Objective – All of the records below must be output exactly, with no pictures carried over.

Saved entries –

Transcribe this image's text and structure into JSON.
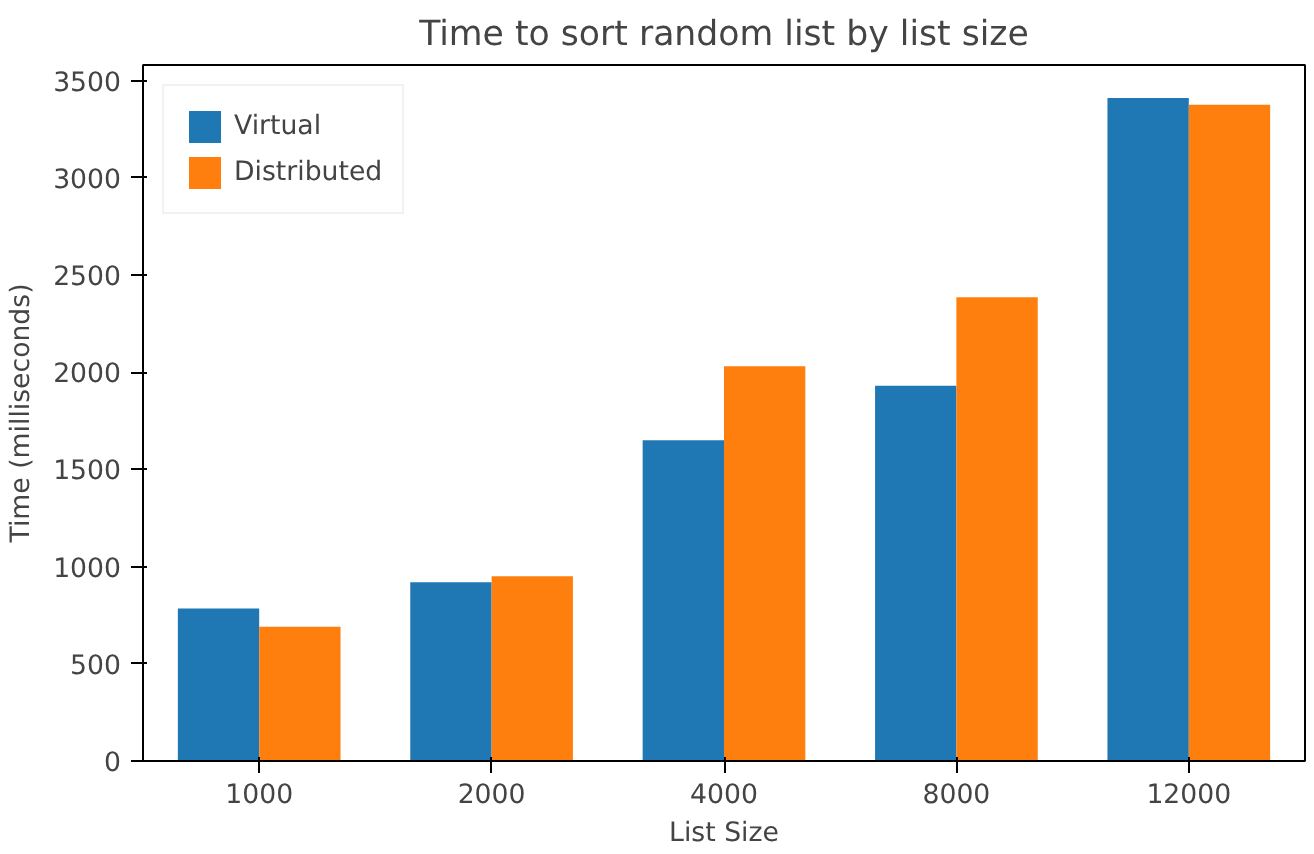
{
  "chart_data": {
    "type": "bar",
    "title": "Time to sort random list by list size",
    "xlabel": "List Size",
    "ylabel": "Time (milliseconds)",
    "categories": [
      "1000",
      "2000",
      "4000",
      "8000",
      "12000"
    ],
    "series": [
      {
        "name": "Virtual",
        "color": "#1f77b4",
        "values": [
          785,
          920,
          1650,
          1930,
          3410
        ]
      },
      {
        "name": "Distributed",
        "color": "#ff7f0e",
        "values": [
          690,
          950,
          2030,
          2385,
          3375
        ]
      }
    ],
    "ylim": [
      0,
      3580
    ],
    "yticks": [
      0,
      500,
      1000,
      1500,
      2000,
      2500,
      3000,
      3500
    ],
    "grid": false,
    "legend": "top left"
  }
}
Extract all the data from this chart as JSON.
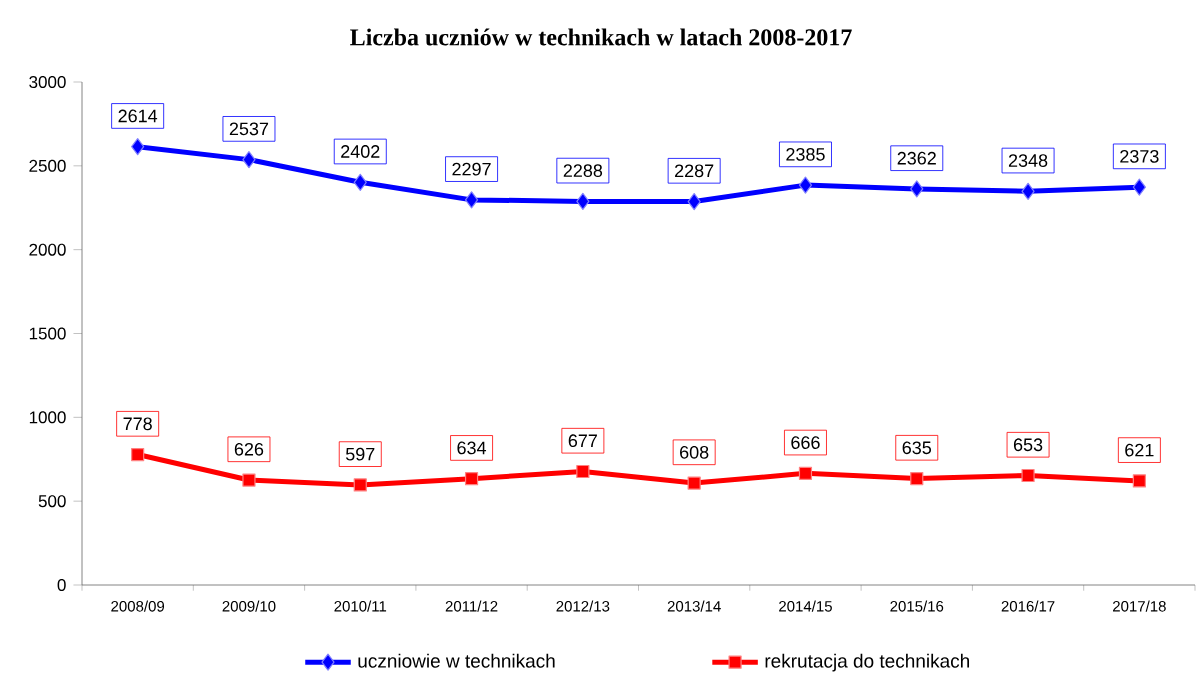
{
  "chart_data": {
    "type": "line",
    "title": "Liczba uczniów w technikach w latach 2008-2017",
    "categories": [
      "2008/09",
      "2009/10",
      "2010/11",
      "2011/12",
      "2012/13",
      "2013/14",
      "2014/15",
      "2015/16",
      "2016/17",
      "2017/18"
    ],
    "series": [
      {
        "name": "uczniowie w technikach",
        "color": "#0000ff",
        "marker": "diamond",
        "values": [
          2614,
          2537,
          2402,
          2297,
          2288,
          2287,
          2385,
          2362,
          2348,
          2373
        ]
      },
      {
        "name": "rekrutacja do technikach",
        "color": "#ff0000",
        "marker": "square",
        "values": [
          778,
          626,
          597,
          634,
          677,
          608,
          666,
          635,
          653,
          621
        ]
      }
    ],
    "ylim": [
      0,
      3000
    ],
    "yticks": [
      0,
      500,
      1000,
      1500,
      2000,
      2500,
      3000
    ],
    "data_labels": true,
    "legend": "bottom",
    "line_style": "solid"
  }
}
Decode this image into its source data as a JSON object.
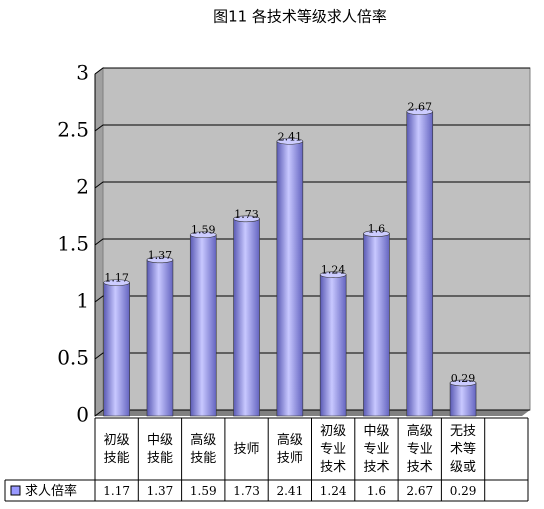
{
  "chart_data": {
    "type": "bar",
    "title": "图11 各技术等级求人倍率",
    "categories": [
      "初级技能",
      "中级技能",
      "高级技能",
      "技师",
      "高级技师",
      "初级专业技术",
      "中级专业技术",
      "高级专业技术",
      "无技术等级或"
    ],
    "series": [
      {
        "name": "求人倍率",
        "color": "#9999ff",
        "values": [
          1.17,
          1.37,
          1.59,
          1.73,
          2.41,
          1.24,
          1.6,
          2.67,
          0.29
        ]
      }
    ],
    "ylim": [
      0,
      3
    ],
    "yticks": [
      0,
      0.5,
      1,
      1.5,
      2,
      2.5,
      3
    ],
    "grid": true
  }
}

Complete answer –
Transcribe this image's text and structure into JSON.
{
  "chart_data": {
    "type": "bar",
    "title": "Time to sort random list by list size",
    "xlabel": "List Size",
    "ylabel": "Time (milliseconds)",
    "categories": [
      "1000",
      "2000",
      "4000",
      "8000",
      "12000"
    ],
    "series": [
      {
        "name": "Virtual",
        "color": "#1f77b4",
        "values": [
          785,
          920,
          1650,
          1930,
          3410
        ]
      },
      {
        "name": "Distributed",
        "color": "#ff7f0e",
        "values": [
          690,
          950,
          2030,
          2385,
          3375
        ]
      }
    ],
    "ylim": [
      0,
      3580
    ],
    "yticks": [
      0,
      500,
      1000,
      1500,
      2000,
      2500,
      3000,
      3500
    ],
    "grid": false,
    "legend": "top left"
  }
}
Extract all the data from this chart as JSON.
{
  "chart_data": {
    "type": "line",
    "title": "Liczba uczniów w technikach w latach 2008-2017",
    "categories": [
      "2008/09",
      "2009/10",
      "2010/11",
      "2011/12",
      "2012/13",
      "2013/14",
      "2014/15",
      "2015/16",
      "2016/17",
      "2017/18"
    ],
    "series": [
      {
        "name": "uczniowie w technikach",
        "color": "#0000ff",
        "marker": "diamond",
        "values": [
          2614,
          2537,
          2402,
          2297,
          2288,
          2287,
          2385,
          2362,
          2348,
          2373
        ]
      },
      {
        "name": "rekrutacja do technikach",
        "color": "#ff0000",
        "marker": "square",
        "values": [
          778,
          626,
          597,
          634,
          677,
          608,
          666,
          635,
          653,
          621
        ]
      }
    ],
    "ylim": [
      0,
      3000
    ],
    "yticks": [
      0,
      500,
      1000,
      1500,
      2000,
      2500,
      3000
    ],
    "data_labels": true,
    "legend": "bottom",
    "line_style": "solid"
  }
}
Decode this image into its source data as a JSON object.
{
  "chart_data": {
    "type": "bar",
    "title": "图11 各技术等级求人倍率",
    "categories": [
      "初级技能",
      "中级技能",
      "高级技能",
      "技师",
      "高级技师",
      "初级专业技术",
      "中级专业技术",
      "高级专业技术",
      "无技术等级或"
    ],
    "series": [
      {
        "name": "求人倍率",
        "color": "#9999ff",
        "values": [
          1.17,
          1.37,
          1.59,
          1.73,
          2.41,
          1.24,
          1.6,
          2.67,
          0.29
        ]
      }
    ],
    "ylim": [
      0,
      3
    ],
    "yticks": [
      0,
      0.5,
      1,
      1.5,
      2,
      2.5,
      3
    ],
    "grid": true
  }
}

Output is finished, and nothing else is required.